● **Exercise brief**
Continue the passage on injectable hydrogel fillers, picking up after its final sentence.

Injectable hydrogel-based fillers have been investigated for a wide range of medical applications due to their biocompatibility, injectability, and ability to form three-dimensional networks in situ. In wound healing, these materials provide a moist environment, act as barriers against infection, and conform to irregular tissue defects, thereby promoting tissue regeneration. They are also used to prevent post-operative adhesions by acting as physical barriers that separate tissues during healing, reducing fibrotic attachment. In hemostasis, injectable hydrogels can rapidly solidify at bleeding sites and adhere to tissues, enabling effective control of hemorrhage.

Emerging applications include regenerative approaches based on tissue engineering, where injectable scaffolds combined with cells or bioactive components aim to promote the formation of new extracellular matrix and restore tissue function, or to act as delivery systems for therapeutic agents. Cell-laden hydrogels support tissue regeneration by protecting encapsulated cells and enhancing their survival, while protein-loaded systems enable sustained release of growth factors such as vascular endothelial growth factor (VEGF) and bone morphogenetic proteins, promoting angiogenesis and bone repair. Drug-loaded hydrogels have also been developed for localized therapies, including cancer treatment, cartilage regeneration, and myocardial repair, where controlled release improves efficacy and reduces systemic side effects.

Document understanding data
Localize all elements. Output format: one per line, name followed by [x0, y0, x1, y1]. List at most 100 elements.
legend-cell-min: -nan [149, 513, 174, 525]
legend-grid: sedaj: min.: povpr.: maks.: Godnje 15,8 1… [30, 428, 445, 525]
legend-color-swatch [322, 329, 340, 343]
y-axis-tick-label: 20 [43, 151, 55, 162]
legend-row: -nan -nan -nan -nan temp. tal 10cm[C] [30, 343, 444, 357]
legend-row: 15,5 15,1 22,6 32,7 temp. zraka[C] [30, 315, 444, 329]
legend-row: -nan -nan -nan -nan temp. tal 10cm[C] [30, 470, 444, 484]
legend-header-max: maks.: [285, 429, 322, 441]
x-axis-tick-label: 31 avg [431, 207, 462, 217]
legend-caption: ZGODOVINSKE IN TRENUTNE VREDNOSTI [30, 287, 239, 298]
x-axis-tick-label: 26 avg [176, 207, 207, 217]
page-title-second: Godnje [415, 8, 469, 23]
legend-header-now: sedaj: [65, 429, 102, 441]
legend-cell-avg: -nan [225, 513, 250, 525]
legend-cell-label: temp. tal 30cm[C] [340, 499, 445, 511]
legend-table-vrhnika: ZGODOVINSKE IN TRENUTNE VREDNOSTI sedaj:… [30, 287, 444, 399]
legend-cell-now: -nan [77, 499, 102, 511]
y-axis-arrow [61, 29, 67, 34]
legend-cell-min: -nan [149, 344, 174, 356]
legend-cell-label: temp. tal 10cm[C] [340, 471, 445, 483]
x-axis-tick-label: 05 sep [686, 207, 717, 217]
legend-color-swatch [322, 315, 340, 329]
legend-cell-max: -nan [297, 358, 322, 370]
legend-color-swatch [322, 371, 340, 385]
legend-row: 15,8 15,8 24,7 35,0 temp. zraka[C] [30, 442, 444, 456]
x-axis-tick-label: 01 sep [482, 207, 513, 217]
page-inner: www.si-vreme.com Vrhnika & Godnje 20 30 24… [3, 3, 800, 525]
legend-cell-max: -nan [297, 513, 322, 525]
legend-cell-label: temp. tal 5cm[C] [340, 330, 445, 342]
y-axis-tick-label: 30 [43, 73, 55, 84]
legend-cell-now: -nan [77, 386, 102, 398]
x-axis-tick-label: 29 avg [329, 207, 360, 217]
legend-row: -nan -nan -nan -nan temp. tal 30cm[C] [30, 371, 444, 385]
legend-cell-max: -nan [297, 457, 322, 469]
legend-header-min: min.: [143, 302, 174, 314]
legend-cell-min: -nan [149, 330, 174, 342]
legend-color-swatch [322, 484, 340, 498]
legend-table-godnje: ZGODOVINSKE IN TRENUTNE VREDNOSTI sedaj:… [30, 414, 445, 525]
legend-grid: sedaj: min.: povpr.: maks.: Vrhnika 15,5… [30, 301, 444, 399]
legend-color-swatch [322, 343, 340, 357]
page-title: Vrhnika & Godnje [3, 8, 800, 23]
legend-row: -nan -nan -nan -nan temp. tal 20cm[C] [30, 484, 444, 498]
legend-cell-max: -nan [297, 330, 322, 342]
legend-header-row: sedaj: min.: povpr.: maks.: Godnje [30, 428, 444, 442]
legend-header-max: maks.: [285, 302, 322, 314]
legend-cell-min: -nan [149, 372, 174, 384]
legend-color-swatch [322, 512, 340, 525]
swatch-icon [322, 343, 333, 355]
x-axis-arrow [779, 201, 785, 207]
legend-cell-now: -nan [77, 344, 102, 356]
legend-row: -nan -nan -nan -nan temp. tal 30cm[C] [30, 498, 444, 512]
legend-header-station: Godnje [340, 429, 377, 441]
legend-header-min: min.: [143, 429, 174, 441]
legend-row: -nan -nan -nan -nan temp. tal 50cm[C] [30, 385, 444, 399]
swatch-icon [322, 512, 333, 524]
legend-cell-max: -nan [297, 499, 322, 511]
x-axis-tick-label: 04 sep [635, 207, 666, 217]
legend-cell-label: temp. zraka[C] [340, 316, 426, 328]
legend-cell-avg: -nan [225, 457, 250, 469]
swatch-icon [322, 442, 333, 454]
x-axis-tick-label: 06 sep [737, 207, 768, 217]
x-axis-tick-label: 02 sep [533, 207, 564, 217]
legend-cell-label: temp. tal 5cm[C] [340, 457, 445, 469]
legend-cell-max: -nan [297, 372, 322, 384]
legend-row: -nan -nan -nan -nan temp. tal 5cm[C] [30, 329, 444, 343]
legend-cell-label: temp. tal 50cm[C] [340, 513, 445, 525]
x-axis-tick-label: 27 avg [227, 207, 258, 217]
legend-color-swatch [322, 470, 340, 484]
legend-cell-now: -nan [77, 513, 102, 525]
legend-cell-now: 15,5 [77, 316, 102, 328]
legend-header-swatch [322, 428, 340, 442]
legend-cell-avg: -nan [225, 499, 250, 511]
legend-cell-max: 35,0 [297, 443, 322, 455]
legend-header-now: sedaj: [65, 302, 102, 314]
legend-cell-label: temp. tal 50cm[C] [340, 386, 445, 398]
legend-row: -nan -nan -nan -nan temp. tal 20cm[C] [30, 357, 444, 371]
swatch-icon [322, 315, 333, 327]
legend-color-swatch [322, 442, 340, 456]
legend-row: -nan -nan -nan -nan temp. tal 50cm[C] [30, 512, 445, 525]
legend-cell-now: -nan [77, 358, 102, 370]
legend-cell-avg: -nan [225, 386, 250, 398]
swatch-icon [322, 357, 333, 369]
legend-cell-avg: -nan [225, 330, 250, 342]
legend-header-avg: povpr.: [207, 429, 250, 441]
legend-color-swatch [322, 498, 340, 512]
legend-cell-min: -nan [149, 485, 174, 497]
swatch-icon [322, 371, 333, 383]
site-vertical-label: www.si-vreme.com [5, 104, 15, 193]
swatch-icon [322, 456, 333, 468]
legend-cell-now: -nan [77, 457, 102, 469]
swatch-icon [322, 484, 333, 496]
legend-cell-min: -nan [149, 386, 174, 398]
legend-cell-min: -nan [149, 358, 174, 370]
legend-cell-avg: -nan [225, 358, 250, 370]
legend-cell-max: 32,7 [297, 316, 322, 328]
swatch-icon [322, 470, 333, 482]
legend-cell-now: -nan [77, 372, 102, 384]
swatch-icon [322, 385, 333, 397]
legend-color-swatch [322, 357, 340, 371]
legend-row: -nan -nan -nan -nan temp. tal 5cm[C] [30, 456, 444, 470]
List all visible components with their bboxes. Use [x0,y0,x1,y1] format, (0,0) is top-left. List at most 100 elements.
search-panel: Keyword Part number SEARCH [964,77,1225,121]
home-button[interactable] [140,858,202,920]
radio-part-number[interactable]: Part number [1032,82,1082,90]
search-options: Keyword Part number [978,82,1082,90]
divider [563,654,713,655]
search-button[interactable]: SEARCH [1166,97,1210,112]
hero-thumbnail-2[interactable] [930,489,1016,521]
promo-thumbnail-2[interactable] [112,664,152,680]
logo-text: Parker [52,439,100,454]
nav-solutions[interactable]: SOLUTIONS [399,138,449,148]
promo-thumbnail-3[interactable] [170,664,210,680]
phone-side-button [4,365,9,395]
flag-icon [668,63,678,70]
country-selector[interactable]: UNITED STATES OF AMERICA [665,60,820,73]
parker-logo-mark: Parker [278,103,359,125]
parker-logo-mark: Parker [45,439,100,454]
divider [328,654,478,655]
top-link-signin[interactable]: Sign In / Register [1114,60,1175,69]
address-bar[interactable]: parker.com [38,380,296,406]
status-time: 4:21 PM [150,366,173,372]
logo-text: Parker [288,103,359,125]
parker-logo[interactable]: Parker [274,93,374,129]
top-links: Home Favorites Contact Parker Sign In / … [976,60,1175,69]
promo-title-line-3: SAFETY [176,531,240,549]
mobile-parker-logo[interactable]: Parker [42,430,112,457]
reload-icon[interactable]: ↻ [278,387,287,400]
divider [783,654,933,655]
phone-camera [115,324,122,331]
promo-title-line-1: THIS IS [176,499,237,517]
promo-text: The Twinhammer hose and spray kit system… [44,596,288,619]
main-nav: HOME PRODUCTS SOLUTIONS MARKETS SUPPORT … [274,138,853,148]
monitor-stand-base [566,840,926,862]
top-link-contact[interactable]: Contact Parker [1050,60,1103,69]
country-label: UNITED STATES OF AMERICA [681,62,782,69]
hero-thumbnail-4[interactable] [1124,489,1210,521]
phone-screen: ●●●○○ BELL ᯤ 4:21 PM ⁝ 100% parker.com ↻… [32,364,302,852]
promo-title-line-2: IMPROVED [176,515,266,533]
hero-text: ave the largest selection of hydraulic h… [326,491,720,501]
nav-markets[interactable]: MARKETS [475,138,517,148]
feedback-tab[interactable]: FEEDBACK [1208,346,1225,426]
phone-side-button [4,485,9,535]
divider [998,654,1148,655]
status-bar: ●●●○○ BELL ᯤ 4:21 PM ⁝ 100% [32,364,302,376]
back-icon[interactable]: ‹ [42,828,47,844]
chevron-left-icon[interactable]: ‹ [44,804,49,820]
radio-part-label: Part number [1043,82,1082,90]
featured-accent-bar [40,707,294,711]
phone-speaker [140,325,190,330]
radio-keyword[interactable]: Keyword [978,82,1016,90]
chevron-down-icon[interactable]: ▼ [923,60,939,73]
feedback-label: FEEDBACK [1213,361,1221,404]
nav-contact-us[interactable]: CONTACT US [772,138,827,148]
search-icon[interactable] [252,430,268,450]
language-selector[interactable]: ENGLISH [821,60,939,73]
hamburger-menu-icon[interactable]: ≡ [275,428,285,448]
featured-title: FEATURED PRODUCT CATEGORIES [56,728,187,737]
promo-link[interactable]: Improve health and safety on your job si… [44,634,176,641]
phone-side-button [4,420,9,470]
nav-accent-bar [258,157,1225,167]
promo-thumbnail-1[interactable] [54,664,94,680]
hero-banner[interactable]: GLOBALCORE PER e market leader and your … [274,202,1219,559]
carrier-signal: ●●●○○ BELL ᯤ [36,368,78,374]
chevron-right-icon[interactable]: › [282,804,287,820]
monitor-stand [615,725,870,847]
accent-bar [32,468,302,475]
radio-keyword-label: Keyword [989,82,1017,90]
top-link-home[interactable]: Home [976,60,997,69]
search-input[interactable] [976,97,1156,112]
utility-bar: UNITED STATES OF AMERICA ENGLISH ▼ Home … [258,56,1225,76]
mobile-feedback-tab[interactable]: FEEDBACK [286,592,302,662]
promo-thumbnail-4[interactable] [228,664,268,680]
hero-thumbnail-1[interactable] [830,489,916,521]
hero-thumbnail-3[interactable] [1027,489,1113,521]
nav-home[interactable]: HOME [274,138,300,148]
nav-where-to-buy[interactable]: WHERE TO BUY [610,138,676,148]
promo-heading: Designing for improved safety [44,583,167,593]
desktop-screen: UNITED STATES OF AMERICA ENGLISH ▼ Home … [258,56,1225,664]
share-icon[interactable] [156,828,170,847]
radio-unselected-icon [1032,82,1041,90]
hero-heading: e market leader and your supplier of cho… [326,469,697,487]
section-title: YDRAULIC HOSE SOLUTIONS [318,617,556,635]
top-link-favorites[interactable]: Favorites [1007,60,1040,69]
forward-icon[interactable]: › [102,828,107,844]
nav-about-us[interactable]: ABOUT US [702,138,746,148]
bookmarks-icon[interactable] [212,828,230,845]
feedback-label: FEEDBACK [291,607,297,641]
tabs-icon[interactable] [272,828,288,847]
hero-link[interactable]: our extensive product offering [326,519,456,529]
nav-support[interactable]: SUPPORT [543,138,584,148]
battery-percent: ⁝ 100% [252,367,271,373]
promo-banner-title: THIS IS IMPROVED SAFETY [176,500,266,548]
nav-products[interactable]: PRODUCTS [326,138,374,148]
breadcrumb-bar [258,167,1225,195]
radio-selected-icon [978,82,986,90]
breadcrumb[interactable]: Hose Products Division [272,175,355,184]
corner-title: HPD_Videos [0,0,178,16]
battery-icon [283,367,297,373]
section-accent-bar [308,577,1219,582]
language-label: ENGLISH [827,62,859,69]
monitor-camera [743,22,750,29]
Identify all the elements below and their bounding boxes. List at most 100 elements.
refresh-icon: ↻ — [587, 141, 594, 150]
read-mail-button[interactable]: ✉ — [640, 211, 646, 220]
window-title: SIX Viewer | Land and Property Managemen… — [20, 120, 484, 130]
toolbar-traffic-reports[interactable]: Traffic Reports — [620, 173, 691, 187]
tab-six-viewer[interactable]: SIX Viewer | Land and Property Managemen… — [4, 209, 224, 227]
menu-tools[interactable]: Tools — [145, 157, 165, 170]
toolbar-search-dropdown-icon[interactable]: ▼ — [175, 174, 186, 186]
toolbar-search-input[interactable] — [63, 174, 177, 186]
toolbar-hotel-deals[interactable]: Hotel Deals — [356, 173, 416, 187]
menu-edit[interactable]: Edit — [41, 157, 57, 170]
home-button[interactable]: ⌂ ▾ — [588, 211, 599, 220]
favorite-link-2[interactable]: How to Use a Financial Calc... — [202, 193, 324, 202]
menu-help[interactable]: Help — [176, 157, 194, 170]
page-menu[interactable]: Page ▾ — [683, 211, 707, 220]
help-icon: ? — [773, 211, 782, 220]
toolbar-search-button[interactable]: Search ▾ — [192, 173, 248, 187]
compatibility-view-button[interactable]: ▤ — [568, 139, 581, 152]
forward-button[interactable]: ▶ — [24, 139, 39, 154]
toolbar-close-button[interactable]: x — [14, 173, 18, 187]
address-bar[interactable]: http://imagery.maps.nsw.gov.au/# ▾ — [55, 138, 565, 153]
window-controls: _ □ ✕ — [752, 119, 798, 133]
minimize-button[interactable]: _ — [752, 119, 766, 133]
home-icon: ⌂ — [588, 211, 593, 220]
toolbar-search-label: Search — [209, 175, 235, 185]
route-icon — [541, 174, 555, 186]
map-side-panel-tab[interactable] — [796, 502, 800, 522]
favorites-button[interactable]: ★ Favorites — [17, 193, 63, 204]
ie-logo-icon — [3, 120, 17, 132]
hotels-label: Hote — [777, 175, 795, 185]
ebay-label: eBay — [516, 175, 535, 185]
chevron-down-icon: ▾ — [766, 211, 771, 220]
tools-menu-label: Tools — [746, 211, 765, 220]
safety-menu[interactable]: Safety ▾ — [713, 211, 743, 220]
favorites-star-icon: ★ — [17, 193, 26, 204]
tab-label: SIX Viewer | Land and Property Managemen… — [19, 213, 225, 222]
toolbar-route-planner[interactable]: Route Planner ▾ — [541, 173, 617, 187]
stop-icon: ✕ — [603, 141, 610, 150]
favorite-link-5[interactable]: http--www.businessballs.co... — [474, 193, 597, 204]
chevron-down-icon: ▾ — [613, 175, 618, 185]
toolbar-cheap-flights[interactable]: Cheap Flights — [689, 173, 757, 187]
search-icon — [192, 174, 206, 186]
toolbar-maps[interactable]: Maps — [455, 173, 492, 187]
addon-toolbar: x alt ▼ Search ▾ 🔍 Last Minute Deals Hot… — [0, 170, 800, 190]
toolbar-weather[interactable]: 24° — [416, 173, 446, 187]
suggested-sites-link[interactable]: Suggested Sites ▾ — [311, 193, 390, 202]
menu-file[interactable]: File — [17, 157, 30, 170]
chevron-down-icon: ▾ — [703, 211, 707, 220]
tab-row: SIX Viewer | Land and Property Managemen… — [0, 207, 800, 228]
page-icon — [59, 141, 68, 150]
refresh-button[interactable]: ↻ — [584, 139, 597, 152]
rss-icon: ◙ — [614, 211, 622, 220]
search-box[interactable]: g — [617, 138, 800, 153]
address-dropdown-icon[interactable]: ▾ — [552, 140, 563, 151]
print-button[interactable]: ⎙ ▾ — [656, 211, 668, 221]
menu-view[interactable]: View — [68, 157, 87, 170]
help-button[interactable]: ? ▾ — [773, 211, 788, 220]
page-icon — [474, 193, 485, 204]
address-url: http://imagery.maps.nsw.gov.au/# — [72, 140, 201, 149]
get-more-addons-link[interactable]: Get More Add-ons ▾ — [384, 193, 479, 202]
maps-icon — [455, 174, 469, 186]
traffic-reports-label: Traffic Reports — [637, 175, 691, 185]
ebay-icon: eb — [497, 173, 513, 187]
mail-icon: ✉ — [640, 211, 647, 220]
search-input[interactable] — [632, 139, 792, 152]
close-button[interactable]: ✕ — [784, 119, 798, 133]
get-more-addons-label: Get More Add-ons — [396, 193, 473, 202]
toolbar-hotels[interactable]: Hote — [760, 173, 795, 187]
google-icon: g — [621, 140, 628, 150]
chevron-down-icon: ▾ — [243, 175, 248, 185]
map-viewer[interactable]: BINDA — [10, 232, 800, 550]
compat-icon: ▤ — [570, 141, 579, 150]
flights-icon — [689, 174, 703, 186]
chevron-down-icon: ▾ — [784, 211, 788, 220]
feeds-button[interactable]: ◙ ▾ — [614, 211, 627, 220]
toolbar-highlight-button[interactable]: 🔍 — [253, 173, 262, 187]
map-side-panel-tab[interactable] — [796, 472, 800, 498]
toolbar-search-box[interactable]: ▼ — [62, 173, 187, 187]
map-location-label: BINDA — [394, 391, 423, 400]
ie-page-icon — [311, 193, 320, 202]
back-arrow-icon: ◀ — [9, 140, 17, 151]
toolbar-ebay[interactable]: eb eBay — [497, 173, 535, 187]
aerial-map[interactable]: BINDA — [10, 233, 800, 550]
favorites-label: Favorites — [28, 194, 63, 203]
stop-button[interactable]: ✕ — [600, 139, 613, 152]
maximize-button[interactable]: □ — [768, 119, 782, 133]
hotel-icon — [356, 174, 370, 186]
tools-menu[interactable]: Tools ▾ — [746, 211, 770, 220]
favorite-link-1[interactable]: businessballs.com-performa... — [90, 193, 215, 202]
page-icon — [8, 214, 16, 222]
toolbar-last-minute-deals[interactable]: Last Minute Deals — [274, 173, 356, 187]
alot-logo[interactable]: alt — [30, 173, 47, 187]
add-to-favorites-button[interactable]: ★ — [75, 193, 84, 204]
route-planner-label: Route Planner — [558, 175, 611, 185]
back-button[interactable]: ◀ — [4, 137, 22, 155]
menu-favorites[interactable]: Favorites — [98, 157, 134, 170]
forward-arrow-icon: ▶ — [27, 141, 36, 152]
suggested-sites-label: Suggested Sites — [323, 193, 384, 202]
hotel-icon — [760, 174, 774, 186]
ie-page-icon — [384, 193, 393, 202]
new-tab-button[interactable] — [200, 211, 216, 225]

● **Solved exercise**
==Pharmacokinetics==
Most wrinkle fillers are temporary because they are eventually metabolized by the body. Some people may need more than one injection to achieve the wrinkle-smoothing effect. The effect lasts for about six months. Results depend on health of the skin, skill of the health care provider, and the type of filler used. Regardless of material (whether synthetic or organic) filler duration is highly dependent on amount of activity in the body area where it is injected. Exercise and high intensity activities such as manual labor can stimulate blood flow and shorten the lifespan of fillers.

==Side effects and risks==
Risks of an improperly performed dermal filler procedure commonly include bruising, redness, pain, or itching. Less commonly, there may be infections or allergic reactions, which may cause scarring and lumps that may require surgical correction. In 2024, a cluster of HIV infections was described amongst clients receiving microneedling facials at a spa. More rarely, serious adverse effects such as blindness due to retrograde (opposite the direction of normal blood flow) embolization into the ophthalmic and retinal arteries can occur. Delayed skin necrosis can also occur as a complication of embolization. Embolic complications are more frequently seen when autologous fat is used as a filler, followed by hyaluronic acid. Though rare, when vision loss does occur, it is usually permanent.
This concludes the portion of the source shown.